# [Consigne écrite 1]
D'après l'extrait fourni, sur quel article repose le décret n° 2015-1639 du 11 décembre 2015, et quels services ce décret désigne-t-il ?

# [Extrait fourni]
+ + + + +

Conseil d'État, 10ème - 9ème chambres réunies, 26/07/2018, 394922

Judgement Number394922
Date26 juillet 2018
Record NumberCETATEXT000037253930
CounselSCP SPINOSI, SUREAU
CourtCouncil of State (France)
1° Sous le numéro 394922, par une requête sommaire, un mémoire complémentaire et trois autres mémoires, enregistrés le 30 novembre 2015, le 29 février 2016 et le 6 mai 2016, le 13 novembre 2017 et le 10 juillet 2018 au secrétariat du contentieux du Conseil d'Etat, la Quadrature du Net, French Data Network et la Fédération des fournisseurs d'accès à internet associatifs demandent au Conseil d'Etat :

1°) d'annuler pour excès de pouvoir le décret n° 2015-1185 du 28 septembre 2015 portant désignation des services spécialisés de renseignement ;

2°) à titre subsidiaire, de renvoyer à la Cour de justice de l'Union européenne plusieurs questions préjudicielles ;

3°) de mettre à la charge de l'Etat la somme de 5 000 euros au titre de l'article L. 761-1 du code de justice administrative.

2° Sous le numéro 394925, par une requête sommaire, un mémoire complémentaire et trois autres mémoires, enregistrés le 30 novembre 2015, le 29 février 2016 et le 6 mai 2016, le 13 novembre 2017 et le 10 juillet 2018 au secrétariat du contentieux du Conseil d'Etat, la Quadrature du Net, French Data Network et la Fédération des fournisseurs d'accès à internet associatifs demandent au Conseil d'Etat :

1°) d'annuler pour excès de pouvoir le décret n° 2015-1211 du 1er octobre 2015 relatif au contentieux de la mise en oeuvre des techniques de renseignement soumises à autorisation et des fichiers intéressant la sûreté de l'Etat ;

2°) à titre subsidiaire, de renvoyer à la Cour de justice de l'Union européenne plusieurs questions préjudicielles ;

3°) de mettre à la charge de l'Etat la somme de 5 000 euros au titre de l'article L. 761-1 du code de justice administrative.

....................................................................................

3° Sous le numéro 397844, par une requête sommaire, un mémoire complémentaire et deux autres mémoires, enregistrés le 11 mars 2016, le 6 mai 2016, le 13 novembre 2017 et le 10 juillet 2018 au secrétariat du contentieux du Conseil d'Etat, l'association Igwan.net demande au Conseil d'Etat :

1°) d'annuler pour excès de pouvoir le décret n° 2015-1639 du 11 décembre 2015 relatif à la désignation des services autres que les services spécialisés de renseignement, autorisés à recourir aux techniques mentionnées au titre V du livre VIII du code de la sécurité intérieure, pris en application de l'article L. 811-4 ;
2°) à titre subsidiaire, de renvoyer à la Cour de justice de l'Union européenne plusieurs questions préjudicielles ;

3°) de mettre à la charge de l'Etat la somme de 5 000 euros au titre de l'article L. 761-1 du code de justice administrative.

+ + + + +

# [Données de l'exercice]
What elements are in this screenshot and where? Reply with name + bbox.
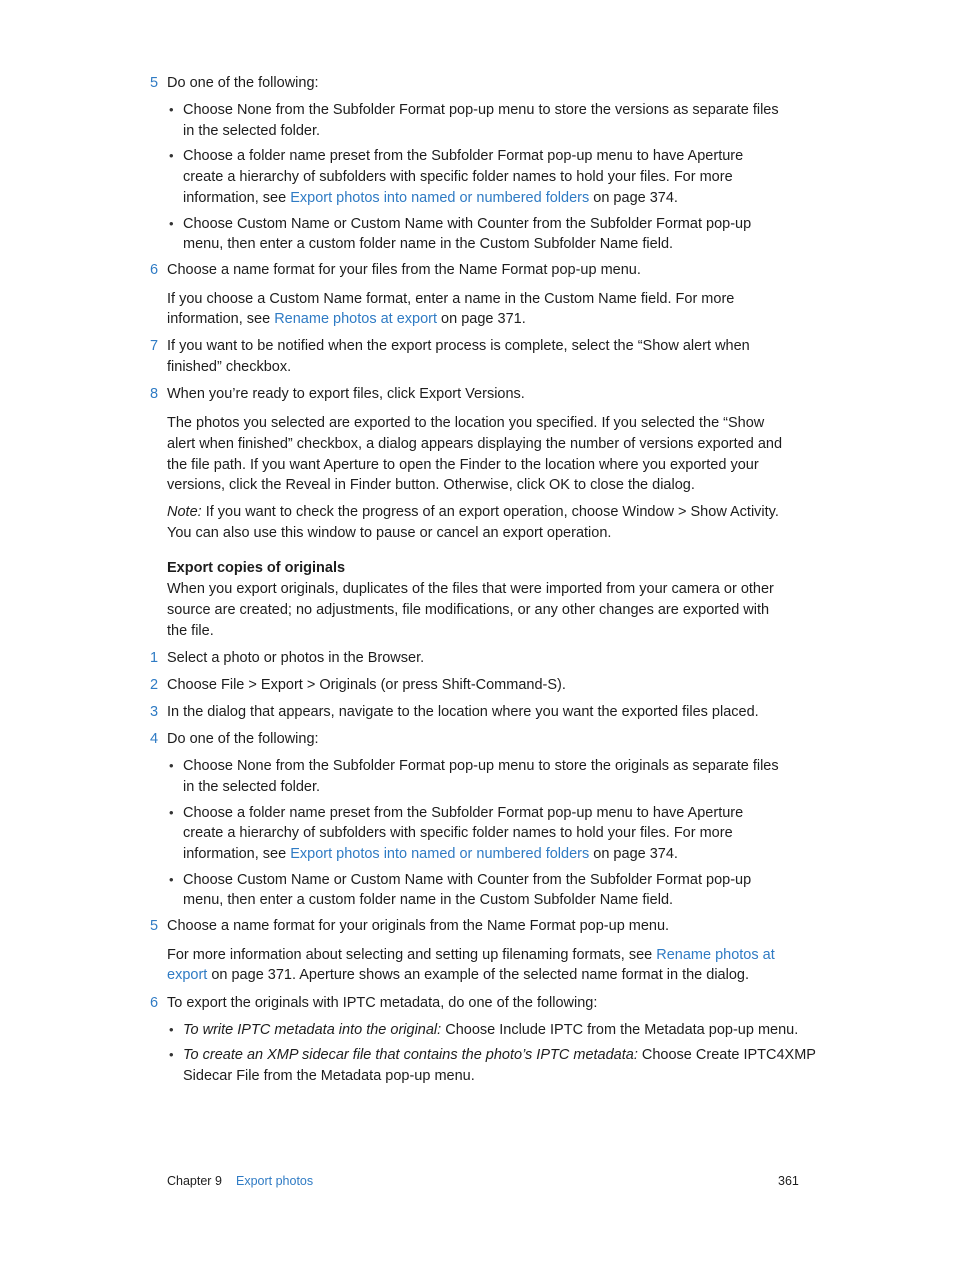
bullet-text: Choose a folder name preset from the Subfolder Format pop-up menu to have Aperture (183, 805, 744, 821)
bullet: • (169, 216, 174, 231)
step-number: 2 (150, 677, 159, 693)
step-number: 4 (150, 731, 159, 747)
page-number: 361 (778, 1174, 799, 1188)
bullet-text (183, 188, 678, 209)
paragraph-text: The photos you selected are exported to the location you specified. If you selected the “Show (167, 415, 765, 431)
footer-chapter-link[interactable]: Export photos (236, 1174, 314, 1188)
bullet-text: in the selected folder. (183, 779, 321, 795)
text: on page 371. Aperture shows an example of the selected name format in the dialog. (207, 967, 749, 983)
bullet-text: create a hierarchy of subfolders with specific folder names to hold your files. For more (183, 825, 733, 841)
step-number: 1 (150, 650, 159, 666)
bullet: • (169, 148, 174, 163)
paragraph-text: If you choose a Custom Name format, enter a name in the Custom Name field. For more (167, 291, 735, 307)
link-export-named-folders[interactable]: Export photos into named or numbered folders (290, 846, 590, 862)
text: Choose Include IPTC from the Metadata pop-up menu. (441, 1022, 799, 1038)
bullet-text: Choose Custom Name or Custom Name with Counter from the Subfolder Format pop-up (183, 216, 752, 232)
bullet: • (169, 102, 174, 117)
bullet-text: in the selected folder. (183, 123, 321, 139)
step-number: 5 (150, 918, 159, 934)
bullet-text (183, 1045, 816, 1066)
note-text: You can also use this window to pause or cancel an export operation. (167, 525, 612, 541)
bullet-text: menu, then enter a custom folder name in the Custom Subfolder Name field. (183, 236, 674, 252)
step-number: 3 (150, 704, 159, 720)
bullet-text: Choose None from the Subfolder Format pop-up menu to store the versions as separate files (183, 102, 779, 118)
step-text: finished” checkbox. (167, 359, 292, 375)
bullet-text: menu, then enter a custom folder name in the Custom Subfolder Name field. (183, 892, 674, 908)
step-number: 6 (150, 262, 159, 278)
step-number: 7 (150, 338, 159, 354)
link-rename-photos[interactable]: export (167, 967, 208, 983)
step-text: Choose a name format for your originals from the Name Format pop-up menu. (167, 918, 670, 934)
bullet-text: Choose Custom Name or Custom Name with Counter from the Subfolder Format pop-up (183, 872, 752, 888)
emphasis: To write IPTC metadata into the original: (183, 1022, 442, 1038)
text: on page 371. (437, 311, 526, 327)
paragraph-text: versions, click the Reveal in Finder button. Otherwise, click OK to close the dialog. (167, 477, 695, 493)
text: information, see (167, 311, 275, 327)
note-text (167, 502, 779, 523)
paragraph-text: When you export originals, duplicates of the files that were imported from your camera or other (167, 581, 774, 597)
paragraph-text: the file. (167, 623, 214, 639)
bullet-text: Choose None from the Subfolder Format pop-up menu to store the originals as separate files (183, 758, 779, 774)
bullet: • (169, 805, 174, 820)
text: on page 374. (589, 846, 678, 862)
paragraph-text (167, 945, 775, 966)
step-text: If you want to be notified when the export process is complete, select the “Show alert when (167, 338, 750, 354)
text: If you want to check the progress of an export operation, choose Window > Show Activity. (201, 504, 779, 520)
bullet: • (169, 1047, 174, 1062)
step-text: To export the originals with IPTC metadata, do one of the following: (167, 995, 598, 1011)
link-rename-photos[interactable]: Rename photos at export (274, 311, 438, 327)
paragraph-text (167, 309, 526, 330)
footer-chapter: Chapter 9 (167, 1174, 222, 1188)
step-text: Do one of the following: (167, 731, 319, 747)
emphasis: To create an XMP sidecar file that contains the photo’s IPTC metadata: (183, 1047, 638, 1063)
paragraph-text: source are created; no adjustments, file modifications, or any other changes are exported with (167, 602, 770, 618)
step-text: Choose a name format for your files from the Name Format pop-up menu. (167, 262, 641, 278)
paragraph-text: alert when finished” checkbox, a dialog appears displaying the number of versions exported and (167, 436, 783, 452)
note-label: Note: (167, 504, 202, 520)
paragraph-text: the file path. If you want Aperture to open the Finder to the location where you exported your (167, 457, 759, 473)
section-heading: Export copies of originals (167, 560, 346, 576)
step-text: Do one of the following: (167, 75, 319, 91)
text: on page 374. (589, 190, 678, 206)
text: For more information about selecting and setting up filenaming formats, see (167, 947, 657, 963)
step-text: In the dialog that appears, navigate to the location where you want the exported files placed. (167, 704, 759, 720)
text: information, see (183, 190, 291, 206)
bullet: • (169, 758, 174, 773)
bullet-text (183, 1020, 798, 1041)
link-export-named-folders[interactable]: Export photos into named or numbered folders (290, 190, 590, 206)
bullet-text: Choose a folder name preset from the Subfolder Format pop-up menu to have Aperture (183, 148, 744, 164)
bullet-text: create a hierarchy of subfolders with specific folder names to hold your files. For more (183, 169, 733, 185)
step-number: 5 (150, 75, 159, 91)
link-rename-photos[interactable]: Rename photos at (656, 947, 775, 963)
step-text: Choose File > Export > Originals (or press Shift-Command-S). (167, 677, 566, 693)
bullet-text: Sidecar File from the Metadata pop-up menu. (183, 1068, 475, 1084)
bullet: • (169, 872, 174, 887)
step-text: Select a photo or photos in the Browser. (167, 650, 425, 666)
paragraph-text (167, 965, 749, 986)
bullet: • (169, 1022, 174, 1037)
bullet-text (183, 844, 678, 865)
text: information, see (183, 846, 291, 862)
step-text: When you’re ready to export files, click Export Versions. (167, 386, 525, 402)
step-number: 6 (150, 995, 159, 1011)
step-number: 8 (150, 386, 159, 402)
text: Choose Create IPTC4XMP (637, 1047, 816, 1063)
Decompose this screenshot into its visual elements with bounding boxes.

+ + + + +

# [Consigne écrite 2]
Dans les enregistrements, reprenez les lignes situées entre celle qui contient « 805, 744, 821) » et celle qui contient « text: Choose Include », incluses. Remplacez « Subfolder Format » par « Folder Format » sans rien changer d'autre.

# [Bonne réponse 1]
Le décret n° 2015-1639 du 11 décembre 2015 a été pris en application de l'article L. 811-4. Il désigne les services autres que les services spécialisés de renseignement qui sont autorisés à recourir aux techniques mentionnées au titre V du livre VIII du code de la sécurité intérieure.

# [Bonne réponse 2]
bullet-text: Choose a folder name preset from the Folder Format pop-up menu to have Aperture (183, 805, 744, 821)
bullet: • (169, 216, 174, 231)
step-number: 2 (150, 677, 159, 693)
step-number: 4 (150, 731, 159, 747)
page-number: 361 (778, 1174, 799, 1188)
bullet-text (183, 188, 678, 209)
paragraph-text: The photos you selected are exported to the location you specified. If you selected the “Show (167, 415, 765, 431)
footer-chapter-link[interactable]: Export photos (236, 1174, 314, 1188)
bullet-text: in the selected folder. (183, 779, 321, 795)
text: on page 371. Aperture shows an example of the selected name format in the dialog. (207, 967, 749, 983)
bullet-text: create a hierarchy of subfolders with specific folder names to hold your files. For more (183, 825, 733, 841)
step-number: 1 (150, 650, 159, 666)
bullet: • (169, 148, 174, 163)
paragraph-text: If you choose a Custom Name format, enter a name in the Custom Name field. For more (167, 291, 735, 307)
link-export-named-folders[interactable]: Export photos into named or numbered folders (290, 846, 590, 862)
text: Choose Include IPTC from the Metadata pop-up menu. (441, 1022, 799, 1038)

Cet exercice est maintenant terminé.